▸ Records from a collection of figures:
┌────────

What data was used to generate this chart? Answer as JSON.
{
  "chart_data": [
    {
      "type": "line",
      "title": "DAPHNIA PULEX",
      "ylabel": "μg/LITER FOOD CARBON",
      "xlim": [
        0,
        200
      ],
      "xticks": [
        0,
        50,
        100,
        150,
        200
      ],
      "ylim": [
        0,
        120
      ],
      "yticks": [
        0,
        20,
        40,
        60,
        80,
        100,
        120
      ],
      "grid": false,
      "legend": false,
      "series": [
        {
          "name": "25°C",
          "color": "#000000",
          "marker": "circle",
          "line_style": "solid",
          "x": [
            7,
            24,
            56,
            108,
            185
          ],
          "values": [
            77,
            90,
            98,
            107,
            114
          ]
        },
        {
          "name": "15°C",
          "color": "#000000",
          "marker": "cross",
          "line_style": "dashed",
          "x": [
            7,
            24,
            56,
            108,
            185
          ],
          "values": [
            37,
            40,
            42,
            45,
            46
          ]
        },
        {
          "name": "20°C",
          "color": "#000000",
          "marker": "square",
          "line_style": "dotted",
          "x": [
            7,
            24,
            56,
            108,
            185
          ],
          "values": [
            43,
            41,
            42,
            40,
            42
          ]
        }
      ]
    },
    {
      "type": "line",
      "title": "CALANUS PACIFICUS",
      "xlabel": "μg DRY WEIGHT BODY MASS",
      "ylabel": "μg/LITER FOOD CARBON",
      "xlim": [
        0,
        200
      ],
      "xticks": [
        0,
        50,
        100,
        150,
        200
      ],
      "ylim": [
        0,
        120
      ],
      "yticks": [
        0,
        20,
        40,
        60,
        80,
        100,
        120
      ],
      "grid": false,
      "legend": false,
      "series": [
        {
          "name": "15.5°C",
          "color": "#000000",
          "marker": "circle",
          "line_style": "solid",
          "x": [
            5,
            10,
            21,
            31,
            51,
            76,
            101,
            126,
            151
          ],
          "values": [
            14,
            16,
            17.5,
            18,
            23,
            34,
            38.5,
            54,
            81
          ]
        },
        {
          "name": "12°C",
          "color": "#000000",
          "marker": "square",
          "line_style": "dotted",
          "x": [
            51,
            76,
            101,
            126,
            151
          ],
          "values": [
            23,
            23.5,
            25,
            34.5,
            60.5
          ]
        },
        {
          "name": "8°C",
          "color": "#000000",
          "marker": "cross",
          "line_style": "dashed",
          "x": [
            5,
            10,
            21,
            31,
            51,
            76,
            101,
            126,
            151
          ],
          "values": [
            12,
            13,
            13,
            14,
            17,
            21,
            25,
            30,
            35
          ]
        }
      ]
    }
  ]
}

└────────
┌────────

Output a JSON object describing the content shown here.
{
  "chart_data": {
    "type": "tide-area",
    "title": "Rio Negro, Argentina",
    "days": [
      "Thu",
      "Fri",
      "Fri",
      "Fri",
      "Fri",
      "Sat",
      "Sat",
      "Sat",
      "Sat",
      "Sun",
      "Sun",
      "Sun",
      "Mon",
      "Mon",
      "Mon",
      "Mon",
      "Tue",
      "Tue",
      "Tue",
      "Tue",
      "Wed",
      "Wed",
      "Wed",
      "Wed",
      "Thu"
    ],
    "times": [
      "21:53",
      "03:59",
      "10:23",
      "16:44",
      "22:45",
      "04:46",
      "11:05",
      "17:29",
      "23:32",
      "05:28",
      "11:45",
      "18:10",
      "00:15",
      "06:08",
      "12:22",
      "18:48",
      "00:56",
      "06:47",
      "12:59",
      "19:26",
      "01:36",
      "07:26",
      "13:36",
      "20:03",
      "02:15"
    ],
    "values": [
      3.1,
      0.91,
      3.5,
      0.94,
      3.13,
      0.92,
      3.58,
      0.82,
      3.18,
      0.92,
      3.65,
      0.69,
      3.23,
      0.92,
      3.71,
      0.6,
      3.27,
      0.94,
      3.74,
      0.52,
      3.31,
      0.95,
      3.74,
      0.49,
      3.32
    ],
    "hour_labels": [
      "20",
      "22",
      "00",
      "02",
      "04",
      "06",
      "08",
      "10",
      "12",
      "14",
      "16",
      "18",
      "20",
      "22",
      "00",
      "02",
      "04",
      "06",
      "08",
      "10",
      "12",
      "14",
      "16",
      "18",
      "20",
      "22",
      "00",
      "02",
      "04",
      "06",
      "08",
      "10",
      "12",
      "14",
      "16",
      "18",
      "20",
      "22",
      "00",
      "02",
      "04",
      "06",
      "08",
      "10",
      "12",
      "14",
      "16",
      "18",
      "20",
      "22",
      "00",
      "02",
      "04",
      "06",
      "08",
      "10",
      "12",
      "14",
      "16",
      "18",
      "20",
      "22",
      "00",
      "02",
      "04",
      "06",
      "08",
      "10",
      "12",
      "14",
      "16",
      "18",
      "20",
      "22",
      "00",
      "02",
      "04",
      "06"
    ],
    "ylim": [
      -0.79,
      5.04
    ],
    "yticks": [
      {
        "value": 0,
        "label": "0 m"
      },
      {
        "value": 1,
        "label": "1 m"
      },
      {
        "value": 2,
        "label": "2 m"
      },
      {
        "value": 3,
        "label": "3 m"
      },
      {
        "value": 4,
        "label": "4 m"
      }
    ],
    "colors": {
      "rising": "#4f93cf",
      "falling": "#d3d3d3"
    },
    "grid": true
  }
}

└────────

▸ Work to be completed:
Of the lines in the material, how many include "title"? Respond with the number alone.

▸ Finished answer:
3